(To be done):
Copy the rows below word for word, beginning at the line that contains "spectral-line-label: NII [487, 86, 505, 99]" and stopping after the line that contains "x-tick-label: 4000 [154, 481, 193, 500]".

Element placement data
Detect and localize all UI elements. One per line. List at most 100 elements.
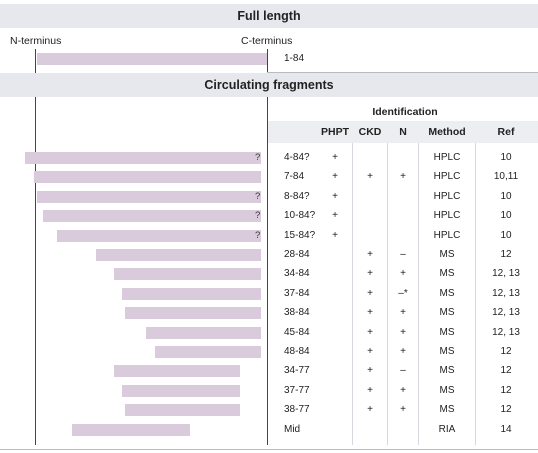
cell-ckd: +	[367, 326, 373, 338]
full-length-title: Full length	[237, 9, 301, 23]
cell-n: +	[400, 268, 406, 280]
cell-n: +	[400, 307, 406, 319]
fragment-bar	[125, 307, 261, 320]
column-header-ref: Ref	[497, 126, 515, 138]
cell-ref: 10	[500, 210, 512, 222]
cell-ref: 12	[500, 346, 512, 357]
column-separator	[352, 143, 353, 445]
cell-method: RIA	[438, 423, 456, 435]
cell-n: –	[400, 249, 406, 260]
cell-method: MS	[439, 268, 455, 280]
n-terminus-label: N-terminus	[10, 35, 62, 47]
cell-method: MS	[439, 346, 455, 357]
column-header-n: N	[399, 126, 407, 138]
cell-n: –*	[398, 287, 408, 299]
full-length-fragment-label: 1-84	[284, 53, 305, 64]
fragment-label: 34-77	[284, 365, 310, 377]
cell-ref: 10	[500, 190, 512, 202]
fragment-bar	[57, 229, 261, 242]
full-length-bottom-rule	[267, 72, 538, 73]
column-header-row	[268, 121, 538, 143]
cell-method: HPLC	[433, 190, 461, 202]
cell-ckd: +	[367, 249, 373, 260]
column-separator	[475, 143, 476, 445]
cell-method: HPLC	[433, 229, 461, 241]
fragment-label: 37-77	[284, 384, 310, 396]
cell-method: MS	[439, 326, 455, 338]
fragment-bar	[72, 423, 191, 436]
fragment-label: 8-84?	[284, 190, 310, 202]
cell-ref: 12	[500, 404, 512, 416]
cell-phpt: +	[332, 229, 338, 241]
fragment-bar	[95, 249, 261, 261]
fragment-label: 38-84	[284, 307, 310, 319]
cell-method: MS	[439, 307, 455, 319]
cell-ckd: +	[367, 287, 373, 299]
fragment-label: 48-84	[284, 346, 310, 357]
cell-ckd: +	[367, 307, 373, 319]
fragment-label: 7-84	[284, 171, 305, 183]
cell-n: +	[400, 384, 406, 396]
uncertain-marker: ?	[255, 190, 261, 202]
cell-method: HPLC	[433, 171, 461, 183]
cell-ref: 10	[500, 152, 512, 163]
table-bottom-rule	[0, 449, 538, 450]
cell-ckd: +	[367, 171, 373, 183]
column-separator	[418, 143, 419, 445]
cell-n: +	[400, 326, 406, 338]
fragment-label: 4-84?	[284, 152, 310, 163]
cell-method: MS	[439, 365, 455, 377]
column-header-phpt: PHPT	[320, 126, 350, 138]
circulating-fragments-title: Circulating fragments	[204, 78, 334, 92]
cell-method: HPLC	[433, 210, 461, 222]
cell-ref: 10	[500, 229, 512, 241]
cell-n: +	[400, 346, 406, 357]
fragment-bar	[125, 404, 241, 417]
cell-ref: 12, 13	[492, 287, 520, 299]
cell-ref: 12, 13	[492, 326, 520, 338]
cell-ckd: +	[367, 346, 373, 357]
cell-phpt: +	[332, 152, 338, 163]
cell-method: HPLC	[433, 152, 461, 163]
cell-method: MS	[439, 287, 455, 299]
fragment-label: 45-84	[284, 326, 310, 338]
uncertain-marker: ?	[255, 210, 261, 222]
fragment-bar	[154, 346, 261, 358]
cell-ref: 12, 13	[492, 268, 520, 280]
cell-ref: 12	[500, 384, 512, 396]
fragment-bar	[36, 190, 261, 203]
cell-method: MS	[439, 404, 455, 416]
cell-ref: 10,11	[493, 171, 519, 183]
cell-method: MS	[439, 249, 455, 260]
fragment-label: 37-84	[284, 287, 310, 299]
uncertain-marker: ?	[255, 152, 261, 163]
cell-ref: 12	[500, 249, 512, 260]
fragment-bar	[122, 287, 261, 300]
n-terminus-axis-top	[35, 49, 36, 73]
n-terminus-axis	[35, 97, 36, 445]
column-header-ckd: CKD	[358, 126, 382, 138]
cell-ckd: +	[367, 404, 373, 416]
fragment-bar	[113, 268, 261, 281]
fragment-bar	[33, 171, 261, 184]
cell-phpt: +	[332, 171, 338, 183]
cell-ref: 12	[500, 365, 512, 377]
cell-n: +	[400, 404, 406, 416]
cell-method: MS	[439, 384, 455, 396]
cell-ref: 14	[500, 423, 512, 435]
column-separator	[387, 143, 388, 445]
identification-title: Identification	[372, 106, 438, 118]
c-terminus-axis-top	[267, 49, 268, 73]
c-terminus-axis	[267, 97, 268, 445]
cell-n: –	[400, 365, 406, 377]
fragment-label: Mid	[284, 423, 301, 435]
fragment-bar	[25, 152, 261, 164]
fragment-label: 10-84?	[284, 210, 316, 222]
cell-ckd: +	[367, 268, 373, 280]
uncertain-marker: ?	[255, 229, 261, 241]
fragment-bar	[122, 384, 241, 397]
fragment-label: 15-84?	[284, 229, 316, 241]
c-terminus-label: C-terminus	[241, 35, 293, 47]
fragment-label: 34-84	[284, 268, 310, 280]
column-header-method: Method	[428, 126, 466, 138]
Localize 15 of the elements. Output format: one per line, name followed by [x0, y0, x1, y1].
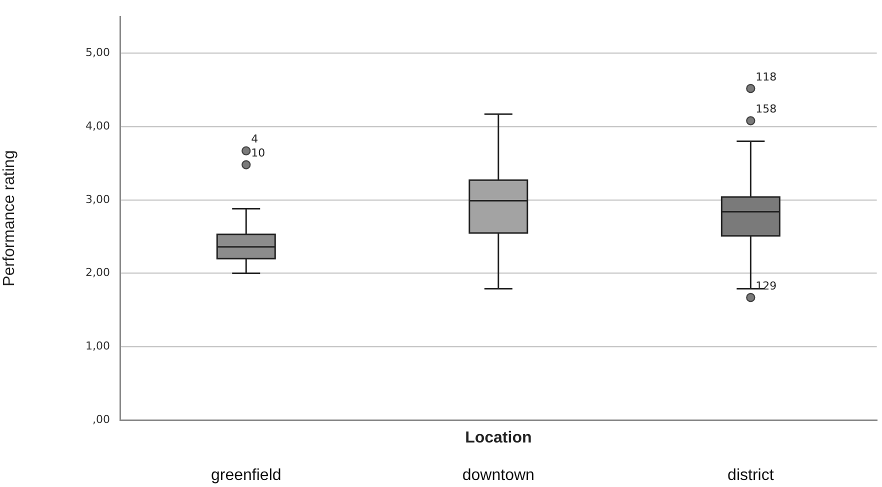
x-axis-title: Location — [465, 429, 532, 446]
y-axis-title: Performance rating — [1, 150, 18, 286]
y-tick-label: 2,00 — [86, 266, 110, 280]
annotation: 10 — [251, 146, 266, 160]
y-tick-label: 3,00 — [86, 192, 110, 206]
x-tick-label: greenfield — [210, 467, 282, 484]
y-tick-label: ,00 — [92, 412, 110, 426]
y-tick-label: 4,00 — [86, 119, 110, 132]
x-tick-label: downtown — [462, 467, 534, 484]
annotation: 4 — [251, 132, 258, 146]
annotation: 118 — [756, 70, 777, 84]
x-tick-label: district — [728, 467, 774, 484]
annotation: 158 — [756, 102, 777, 116]
y-tick-label: 1,00 — [86, 340, 110, 353]
y-tick-label: 5,00 — [86, 46, 110, 60]
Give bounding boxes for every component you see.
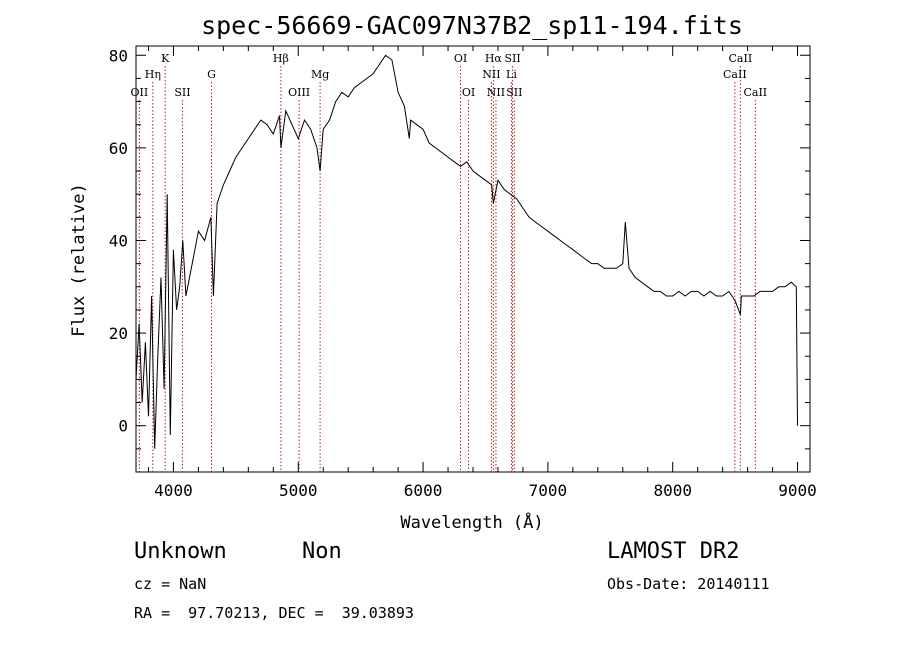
spectral-line-label: NII [487, 86, 505, 99]
spectral-line-label: K [161, 52, 170, 65]
spectrum-series-line [135, 54, 798, 449]
spectral-line-labels: OIIHηKSIIGHβOIIIMgOIOIHαNIINIISIILiSIICa… [131, 52, 768, 99]
x-tick-label: 7000 [529, 481, 568, 500]
x-tick-label: 4000 [154, 481, 193, 500]
spectral-line-label: OII [131, 86, 149, 99]
spectral-line-label: Li [506, 68, 517, 81]
x-axis: 4000 5000 6000 7000 8000 9000 [147, 46, 817, 500]
chart-title: spec-56669-GAC097N37B2_sp11-194.fits [201, 11, 743, 40]
spectral-line-label: Mg [311, 68, 329, 81]
plot-frame [135, 45, 811, 473]
spectral-line-label: OI [462, 86, 475, 99]
y-tick-label: 60 [109, 139, 128, 158]
spectral-line-label: OI [454, 52, 467, 65]
spectral-line-label: SII [174, 86, 190, 99]
spectral-line-label: SII [504, 52, 520, 65]
spectral-line-label: CaII [729, 52, 753, 65]
x-tick-label: 6000 [404, 481, 443, 500]
x-tick-label: 5000 [279, 481, 318, 500]
spectral-line-label: CaII [743, 86, 767, 99]
y-tick-label: 20 [109, 324, 128, 343]
spectral-line-label: CaII [723, 68, 747, 81]
observation-date: Obs-Date: 20140111 [607, 575, 770, 593]
spectral-line-label: OIII [288, 86, 310, 99]
y-axis: 0 20 40 60 80 [109, 46, 810, 473]
survey-name: LAMOST DR2 [607, 539, 740, 564]
spectral-line-label: G [207, 68, 216, 81]
x-tick-label: 9000 [778, 481, 817, 500]
spectral-line-label: Hη [145, 68, 161, 81]
y-axis-label: Flux (relative) [69, 183, 89, 337]
spectral-line-label: SII [506, 86, 522, 99]
spectral-class: Unknown [134, 539, 227, 564]
y-tick-label: 80 [109, 46, 128, 65]
y-tick-label: 0 [118, 417, 128, 436]
x-tick-label: 8000 [653, 481, 692, 500]
redshift-cz: cz = NaN [134, 575, 207, 593]
spectral-line-label: Hβ [273, 52, 289, 65]
sky-coordinates: RA = 97.70213, DEC = 39.03893 [134, 604, 414, 622]
spectral-line-label: Hα [485, 52, 503, 65]
y-tick-label: 40 [109, 231, 128, 250]
spectral-line-label: NII [482, 68, 500, 81]
x-axis-label: Wavelength (Å) [400, 511, 543, 533]
spectral-subclass: Non [302, 539, 342, 564]
spectral-line-markers [138, 66, 756, 472]
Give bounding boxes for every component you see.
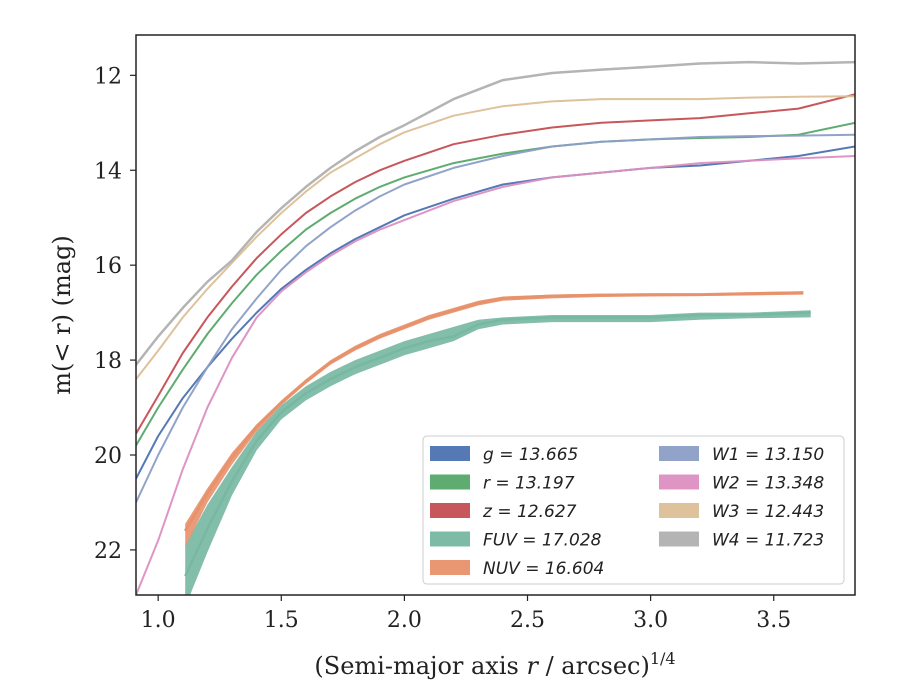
legend-label-g: g = 13.665: [483, 445, 578, 465]
y-axis-label: m(< r) (mag): [48, 235, 76, 394]
legend-box: [422, 435, 845, 585]
legend-label-w3: W3 = 12.443: [712, 502, 824, 522]
series-line-fuv: [184, 311, 811, 577]
legend-swatch-g: [430, 446, 470, 461]
series-layer: [136, 60, 855, 595]
legend-swatch-w2: [659, 474, 699, 490]
x-axis: 1.0 1.5 2.0 2.5 3.0 3.5: [141, 595, 791, 633]
series-line-z: [136, 93, 855, 435]
legend-swatch-fuv: [430, 531, 470, 547]
legend-label-w4: W4 = 11.723: [712, 531, 824, 551]
series-line-g: [136, 145, 855, 480]
legend-label-w2: W2 = 13.348: [712, 474, 824, 494]
y-tick-label: 18: [94, 349, 122, 374]
legend-label-nuv: NUV = 16.604: [483, 559, 604, 579]
y-tick-label: 16: [94, 254, 122, 279]
legend-label-z: z = 12.627: [482, 502, 577, 522]
legend-swatch-w4: [659, 531, 699, 547]
x-tick-label: 1.0: [141, 608, 176, 633]
x-axis-label: (Semi-major axis r / arcsec)1/4: [314, 649, 675, 680]
y-tick-label: 12: [94, 64, 122, 89]
x-tick-label: 2.0: [387, 608, 422, 633]
y-tick-label: 22: [94, 539, 122, 564]
x-tick-label: 2.5: [510, 608, 545, 633]
legend-swatch-w3: [659, 503, 699, 518]
legend-label-w1: W1 = 13.150: [712, 445, 824, 465]
series-line-w2: [136, 155, 855, 595]
legend-swatch-w1: [659, 446, 699, 461]
y-axis: 12 14 16 18 20 22: [94, 64, 136, 564]
x-tick-label: 3.0: [633, 608, 668, 633]
legend-swatch-nuv: [430, 560, 470, 575]
plot-frame: [135, 34, 856, 596]
series-line-w4: [136, 60, 855, 366]
legend-swatch-r: [430, 474, 470, 490]
series-band-nuv: [185, 291, 804, 548]
legend-label-fuv: FUV = 17.028: [483, 531, 602, 551]
series-line-nuv: [183, 291, 804, 532]
series-line-w1: [136, 133, 855, 503]
series-line-w3: [136, 95, 855, 380]
y-tick-label: 20: [94, 444, 122, 469]
x-tick-label: 1.5: [264, 608, 299, 633]
y-tick-label: 14: [94, 159, 122, 184]
x-tick-label: 3.5: [756, 608, 791, 633]
legend-label-r: r = 13.197: [483, 474, 575, 494]
legend: g = 13.665 r = 13.197 z = 12.627 FUV = 17.0…: [422, 435, 845, 585]
legend-swatch-z: [430, 503, 470, 518]
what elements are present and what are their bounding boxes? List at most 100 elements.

(Correct result):
spectral-line-label: NII [487, 86, 505, 99]
spectral-line-label: K [161, 52, 170, 65]
spectrum-series-line [135, 54, 798, 449]
spectral-line-labels: OIIHηKSIIGHβOIIIMgOIOIHαNIINIISIILiSIICa… [131, 52, 768, 99]
x-tick-label: 7000 [529, 481, 568, 500]
x-tick-label: 4000 [154, 481, 193, 500]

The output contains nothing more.